== Work instructions ==
Print every entry exactly as written.

** start Material provided **

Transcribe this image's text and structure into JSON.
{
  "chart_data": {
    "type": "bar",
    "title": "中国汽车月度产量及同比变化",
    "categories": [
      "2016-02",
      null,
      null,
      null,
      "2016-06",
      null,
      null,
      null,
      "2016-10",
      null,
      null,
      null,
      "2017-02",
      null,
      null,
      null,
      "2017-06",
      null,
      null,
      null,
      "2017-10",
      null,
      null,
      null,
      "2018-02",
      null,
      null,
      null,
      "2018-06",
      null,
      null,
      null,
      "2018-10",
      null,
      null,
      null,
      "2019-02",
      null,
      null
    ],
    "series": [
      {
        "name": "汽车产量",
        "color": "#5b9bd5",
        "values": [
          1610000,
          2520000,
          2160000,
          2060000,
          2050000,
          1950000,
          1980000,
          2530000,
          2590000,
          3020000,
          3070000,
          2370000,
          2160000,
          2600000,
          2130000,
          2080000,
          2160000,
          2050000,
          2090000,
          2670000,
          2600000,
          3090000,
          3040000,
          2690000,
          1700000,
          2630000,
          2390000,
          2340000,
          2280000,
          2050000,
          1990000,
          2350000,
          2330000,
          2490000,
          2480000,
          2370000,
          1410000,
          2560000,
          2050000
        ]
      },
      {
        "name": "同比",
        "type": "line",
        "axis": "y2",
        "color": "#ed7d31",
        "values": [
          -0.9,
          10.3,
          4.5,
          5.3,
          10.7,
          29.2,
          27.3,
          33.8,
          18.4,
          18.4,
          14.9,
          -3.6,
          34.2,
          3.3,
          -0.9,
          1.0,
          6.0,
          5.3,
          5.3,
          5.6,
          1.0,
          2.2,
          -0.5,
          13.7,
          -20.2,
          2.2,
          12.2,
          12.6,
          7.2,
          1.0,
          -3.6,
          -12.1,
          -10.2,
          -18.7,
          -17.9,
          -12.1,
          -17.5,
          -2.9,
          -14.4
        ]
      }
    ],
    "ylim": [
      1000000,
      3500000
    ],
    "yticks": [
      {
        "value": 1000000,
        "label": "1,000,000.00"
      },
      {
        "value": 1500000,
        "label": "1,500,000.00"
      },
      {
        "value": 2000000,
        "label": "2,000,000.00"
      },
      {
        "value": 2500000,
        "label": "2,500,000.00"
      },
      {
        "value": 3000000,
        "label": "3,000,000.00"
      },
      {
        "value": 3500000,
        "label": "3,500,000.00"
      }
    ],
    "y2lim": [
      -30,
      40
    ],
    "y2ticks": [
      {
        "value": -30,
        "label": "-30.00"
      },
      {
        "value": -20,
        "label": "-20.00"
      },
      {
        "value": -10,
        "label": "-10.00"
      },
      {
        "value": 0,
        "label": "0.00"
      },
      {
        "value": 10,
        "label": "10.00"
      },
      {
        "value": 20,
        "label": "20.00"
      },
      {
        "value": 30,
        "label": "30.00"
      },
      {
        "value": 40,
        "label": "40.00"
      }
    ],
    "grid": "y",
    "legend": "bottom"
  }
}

** end Material provided **

== Written reply ==
Transcribe this image's text and structure into JSON.
{
  "chart_data": {
    "type": "bar",
    "title": "中国汽车月度产量及同比变化",
    "categories": [
      "2016-02",
      null,
      null,
      null,
      "2016-06",
      null,
      null,
      null,
      "2016-10",
      null,
      null,
      null,
      "2017-02",
      null,
      null,
      null,
      "2017-06",
      null,
      null,
      null,
      "2017-10",
      null,
      null,
      null,
      "2018-02",
      null,
      null,
      null,
      "2018-06",
      null,
      null,
      null,
      "2018-10",
      null,
      null,
      null,
      "2019-02",
      null,
      null
    ],
    "series": [
      {
        "name": "汽车产量",
        "color": "#5b9bd5",
        "values": [
          1610000,
          2520000,
          2160000,
          2060000,
          2050000,
          1950000,
          1980000,
          2530000,
          2590000,
          3020000,
          3070000,
          2370000,
          2160000,
          2600000,
          2130000,
          2080000,
          2160000,
          2050000,
          2090000,
          2670000,
          2600000,
          3090000,
          3040000,
          2690000,
          1700000,
          2630000,
          2390000,
          2340000,
          2280000,
          2050000,
          1990000,
          2350000,
          2330000,
          2490000,
          2480000,
          2370000,
          1410000,
          2560000,
          2050000
        ]
      },
      {
        "name": "同比",
        "type": "line",
        "axis": "y2",
        "color": "#ed7d31",
        "values": [
          -0.9,
          10.3,
          4.5,
          5.3,
          10.7,
          29.2,
          27.3,
          33.8,
          18.4,
          18.4,
          14.9,
          -3.6,
          34.2,
          3.3,
          -0.9,
          1.0,
          6.0,
          5.3,
          5.3,
          5.6,
          1.0,
          2.2,
          -0.5,
          13.7,
          -20.2,
          2.2,
          12.2,
          12.6,
          7.2,
          1.0,
          -3.6,
          -12.1,
          -10.2,
          -18.7,
          -17.9,
          -12.1,
          -17.5,
          -2.9,
          -14.4
        ]
      }
    ],
    "ylim": [
      1000000,
      3500000
    ],
    "yticks": [
      {
        "value": 1000000,
        "label": "1,000,000.00"
      },
      {
        "value": 1500000,
        "label": "1,500,000.00"
      },
      {
        "value": 2000000,
        "label": "2,000,000.00"
      },
      {
        "value": 2500000,
        "label": "2,500,000.00"
      },
      {
        "value": 3000000,
        "label": "3,000,000.00"
      },
      {
        "value": 3500000,
        "label": "3,500,000.00"
      }
    ],
    "y2lim": [
      -30,
      40
    ],
    "y2ticks": [
      {
        "value": -30,
        "label": "-30.00"
      },
      {
        "value": -20,
        "label": "-20.00"
      },
      {
        "value": -10,
        "label": "-10.00"
      },
      {
        "value": 0,
        "label": "0.00"
      },
      {
        "value": 10,
        "label": "10.00"
      },
      {
        "value": 20,
        "label": "20.00"
      },
      {
        "value": 30,
        "label": "30.00"
      },
      {
        "value": 40,
        "label": "40.00"
      }
    ],
    "grid": "y",
    "legend": "bottom"
  }
}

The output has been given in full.